Copy the lines of data starting at the line containing "Localize each UI" and ending at the line containing "y-tick-label: $200 <box>50 267 68 276</box>", with "bar-increase" changed to "bar-gain" and nothing else altered.

** BEGIN **

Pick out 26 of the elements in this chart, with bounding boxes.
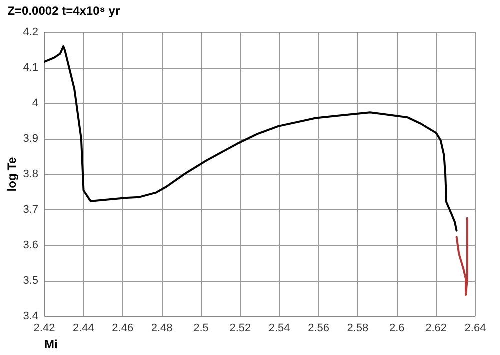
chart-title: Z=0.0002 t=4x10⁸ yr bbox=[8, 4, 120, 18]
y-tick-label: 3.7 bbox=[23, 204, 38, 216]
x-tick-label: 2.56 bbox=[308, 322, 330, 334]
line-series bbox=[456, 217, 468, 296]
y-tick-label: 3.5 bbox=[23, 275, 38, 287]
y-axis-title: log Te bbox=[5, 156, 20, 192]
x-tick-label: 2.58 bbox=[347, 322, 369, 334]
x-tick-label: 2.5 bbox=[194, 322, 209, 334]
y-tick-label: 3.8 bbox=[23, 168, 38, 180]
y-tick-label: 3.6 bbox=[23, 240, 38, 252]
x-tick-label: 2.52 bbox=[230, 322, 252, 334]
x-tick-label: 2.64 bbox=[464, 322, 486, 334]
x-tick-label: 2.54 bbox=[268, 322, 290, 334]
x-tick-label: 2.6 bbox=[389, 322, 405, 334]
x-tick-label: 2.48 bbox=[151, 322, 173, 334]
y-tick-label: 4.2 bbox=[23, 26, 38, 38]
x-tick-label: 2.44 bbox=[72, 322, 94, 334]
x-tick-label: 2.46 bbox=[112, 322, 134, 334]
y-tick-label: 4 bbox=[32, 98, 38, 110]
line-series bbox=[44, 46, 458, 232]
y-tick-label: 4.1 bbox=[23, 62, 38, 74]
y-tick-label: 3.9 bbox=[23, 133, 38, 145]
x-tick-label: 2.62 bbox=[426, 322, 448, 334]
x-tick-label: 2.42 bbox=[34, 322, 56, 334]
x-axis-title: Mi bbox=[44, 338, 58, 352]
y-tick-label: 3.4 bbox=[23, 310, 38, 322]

** END **
** BEGIN **

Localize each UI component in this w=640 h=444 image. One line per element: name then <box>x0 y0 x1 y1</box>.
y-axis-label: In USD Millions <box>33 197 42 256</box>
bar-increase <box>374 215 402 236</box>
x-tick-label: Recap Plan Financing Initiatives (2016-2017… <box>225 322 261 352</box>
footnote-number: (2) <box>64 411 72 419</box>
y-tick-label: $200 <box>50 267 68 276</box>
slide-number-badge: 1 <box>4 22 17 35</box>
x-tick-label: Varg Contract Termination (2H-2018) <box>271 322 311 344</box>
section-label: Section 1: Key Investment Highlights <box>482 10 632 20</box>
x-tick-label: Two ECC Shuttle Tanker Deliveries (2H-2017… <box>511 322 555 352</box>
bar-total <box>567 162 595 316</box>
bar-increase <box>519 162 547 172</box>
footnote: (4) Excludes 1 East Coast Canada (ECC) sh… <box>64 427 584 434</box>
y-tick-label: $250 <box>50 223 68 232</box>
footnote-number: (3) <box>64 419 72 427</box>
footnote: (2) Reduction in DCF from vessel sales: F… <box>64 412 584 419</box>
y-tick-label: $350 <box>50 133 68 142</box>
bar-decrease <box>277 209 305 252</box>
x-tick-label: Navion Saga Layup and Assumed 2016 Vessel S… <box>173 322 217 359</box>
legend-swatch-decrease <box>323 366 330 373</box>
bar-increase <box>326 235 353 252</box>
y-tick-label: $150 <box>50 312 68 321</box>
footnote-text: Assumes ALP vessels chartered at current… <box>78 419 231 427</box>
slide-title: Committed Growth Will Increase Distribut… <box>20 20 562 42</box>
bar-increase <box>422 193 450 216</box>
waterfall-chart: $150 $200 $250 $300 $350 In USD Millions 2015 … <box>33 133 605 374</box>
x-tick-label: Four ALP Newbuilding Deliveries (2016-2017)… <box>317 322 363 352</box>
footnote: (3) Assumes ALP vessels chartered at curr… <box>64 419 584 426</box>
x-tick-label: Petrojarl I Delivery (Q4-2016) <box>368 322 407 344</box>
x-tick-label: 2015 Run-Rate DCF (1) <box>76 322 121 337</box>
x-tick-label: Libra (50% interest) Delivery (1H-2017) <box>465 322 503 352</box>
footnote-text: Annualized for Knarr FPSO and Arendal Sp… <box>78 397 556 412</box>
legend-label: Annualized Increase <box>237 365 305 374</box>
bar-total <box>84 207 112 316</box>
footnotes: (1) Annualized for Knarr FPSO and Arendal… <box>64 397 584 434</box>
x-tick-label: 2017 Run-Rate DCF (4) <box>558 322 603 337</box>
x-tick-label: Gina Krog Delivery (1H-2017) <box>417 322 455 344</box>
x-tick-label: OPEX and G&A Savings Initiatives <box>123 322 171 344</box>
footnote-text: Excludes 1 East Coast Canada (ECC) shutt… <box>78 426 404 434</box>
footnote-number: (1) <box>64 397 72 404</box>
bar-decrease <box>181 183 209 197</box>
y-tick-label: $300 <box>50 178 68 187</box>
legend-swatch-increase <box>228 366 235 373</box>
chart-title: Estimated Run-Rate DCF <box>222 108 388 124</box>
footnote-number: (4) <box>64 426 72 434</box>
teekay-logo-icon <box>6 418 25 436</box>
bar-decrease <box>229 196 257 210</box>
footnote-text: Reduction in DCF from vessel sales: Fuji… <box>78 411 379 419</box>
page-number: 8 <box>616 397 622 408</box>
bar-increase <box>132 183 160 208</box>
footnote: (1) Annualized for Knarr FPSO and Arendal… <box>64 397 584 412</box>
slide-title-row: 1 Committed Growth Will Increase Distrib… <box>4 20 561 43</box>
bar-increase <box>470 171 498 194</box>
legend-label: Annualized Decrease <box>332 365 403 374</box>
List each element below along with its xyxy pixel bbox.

** END **

WRITTEN ANSWER:
Localize each UI component in this w=640 h=444 image. One line per element: name then <box>x0 y0 x1 y1</box>.
y-axis-label: In USD Millions <box>33 197 42 256</box>
bar-gain <box>374 215 402 236</box>
x-tick-label: Recap Plan Financing Initiatives (2016-2017… <box>225 322 261 352</box>
footnote-number: (2) <box>64 411 72 419</box>
y-tick-label: $200 <box>50 267 68 276</box>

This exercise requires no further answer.